____ Data in this exercise

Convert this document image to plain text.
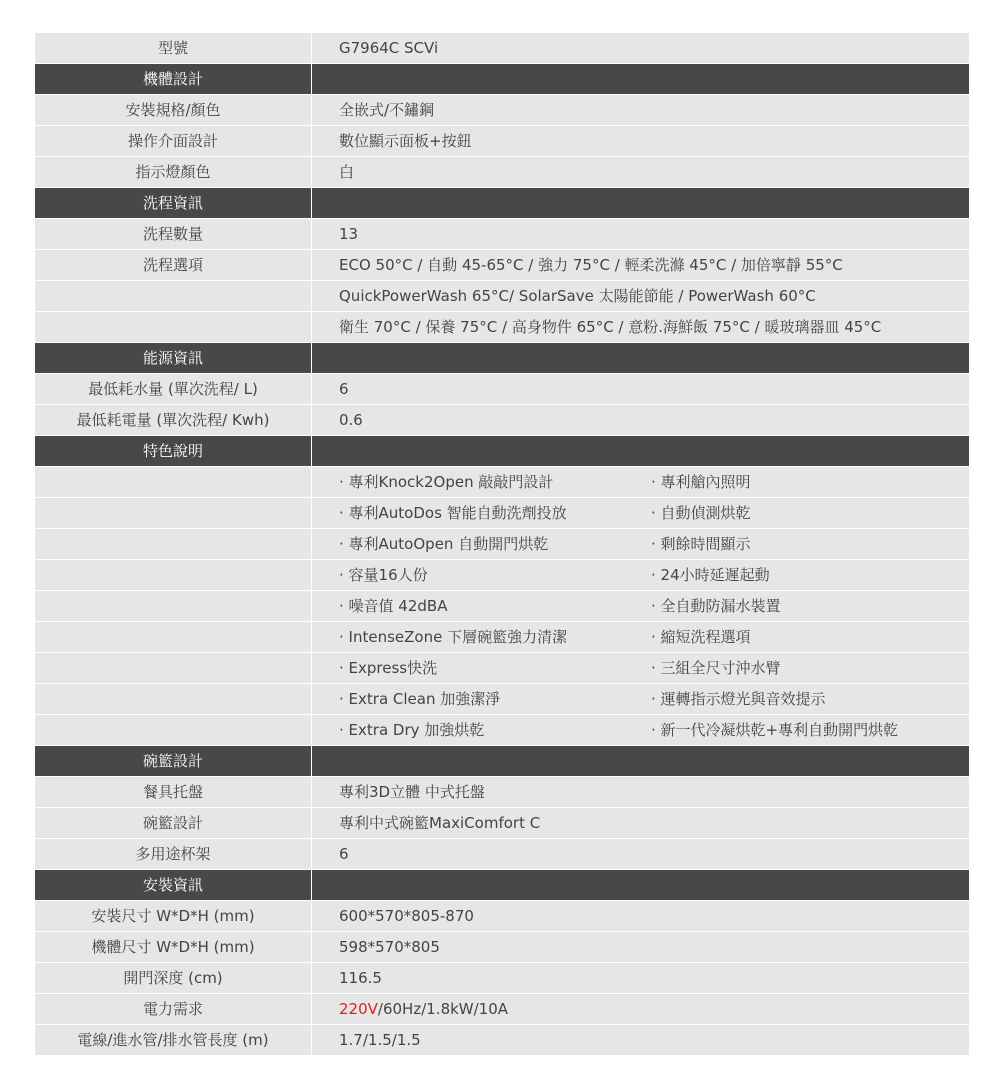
型號	G7964C SCVi
機體設計
安裝規格/顏色	全嵌式/不鏽鋼
操作介面設計	數位顯示面板+按鈕
指示燈顏色	白
洗程資訊
洗程數量	13
洗程選項	ECO 50°C / 自動 45-65°C / 強力 75°C / 輕柔洗滌 45°C / 加倍寧靜 55°C
QuickPowerWash 65°C/ SolarSave 太陽能節能 / PowerWash 60°C
衛生 70°C / 保養 75°C / 高身物件 65°C / 意粉.海鮮飯 75°C / 暖玻璃器皿 45°C
能源資訊
最低耗水量 (單次洗程/ L)	6
最低耗電量 (單次洗程/ Kwh)	0.6
特色說明
· 專利Knock2Open 敲敲門設計	· 專利艙內照明
· 專利AutoDos 智能自動洗劑投放	· 自動偵測烘乾
· 專利AutoOpen 自動開門烘乾	· 剩餘時間顯示
· 容量16人份	· 24小時延遲起動
· 噪音值 42dBA	· 全自動防漏水裝置
· IntenseZone 下層碗籃強力清潔	· 縮短洗程選項
· Express快洗	· 三組全尺寸沖水臂
· Extra Clean 加強潔淨	· 運轉指示燈光與音效提示
· Extra Dry 加強烘乾	· 新一代冷凝烘乾+專利自動開門烘乾
碗籃設計
餐具托盤	專利3D立體 中式托盤
碗籃設計	專利中式碗籃MaxiComfort C
多用途杯架	6
安裝資訊
安裝尺寸 W*D*H (mm)	600*570*805-870
機體尺寸 W*D*H (mm)	598*570*805
開門深度 (cm)	116.5
電力需求	220V/60Hz/1.8kW/10A
電線/進水管/排水管長度 (m)	1.7/1.5/1.5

________

Give every line back word for word and leave the pictures out.

# Exercise solution:
Convert this document image to plain text.
型號	G7964C SCVi
機體設計
安裝規格/顏色	全嵌式/不鏽鋼
操作介面設計	數位顯示面板+按鈕
指示燈顏色	白
洗程資訊
洗程數量	13
洗程選項	ECO 50°C / 自動 45-65°C / 強力 75°C / 輕柔洗滌 45°C / 加倍寧靜 55°C
QuickPowerWash 65°C/ SolarSave 太陽能節能 / PowerWash 60°C
衛生 70°C / 保養 75°C / 高身物件 65°C / 意粉.海鮮飯 75°C / 暖玻璃器皿 45°C
能源資訊
最低耗水量 (單次洗程/ L)	6
最低耗電量 (單次洗程/ Kwh)	0.6
特色說明
· 專利Knock2Open 敲敲門設計	· 專利艙內照明
· 專利AutoDos 智能自動洗劑投放	· 自動偵測烘乾
· 專利AutoOpen 自動開門烘乾	· 剩餘時間顯示
· 容量16人份	· 24小時延遲起動
· 噪音值 42dBA	· 全自動防漏水裝置
· IntenseZone 下層碗籃強力清潔	· 縮短洗程選項
· Express快洗	· 三組全尺寸沖水臂
· Extra Clean 加強潔淨	· 運轉指示燈光與音效提示
· Extra Dry 加強烘乾	· 新一代冷凝烘乾+專利自動開門烘乾
碗籃設計
餐具托盤	專利3D立體 中式托盤
碗籃設計	專利中式碗籃MaxiComfort C
多用途杯架	6
安裝資訊
安裝尺寸 W*D*H (mm)	600*570*805-870
機體尺寸 W*D*H (mm)	598*570*805
開門深度 (cm)	116.5
電力需求	220V/60Hz/1.8kW/10A
電線/進水管/排水管長度 (m)	1.7/1.5/1.5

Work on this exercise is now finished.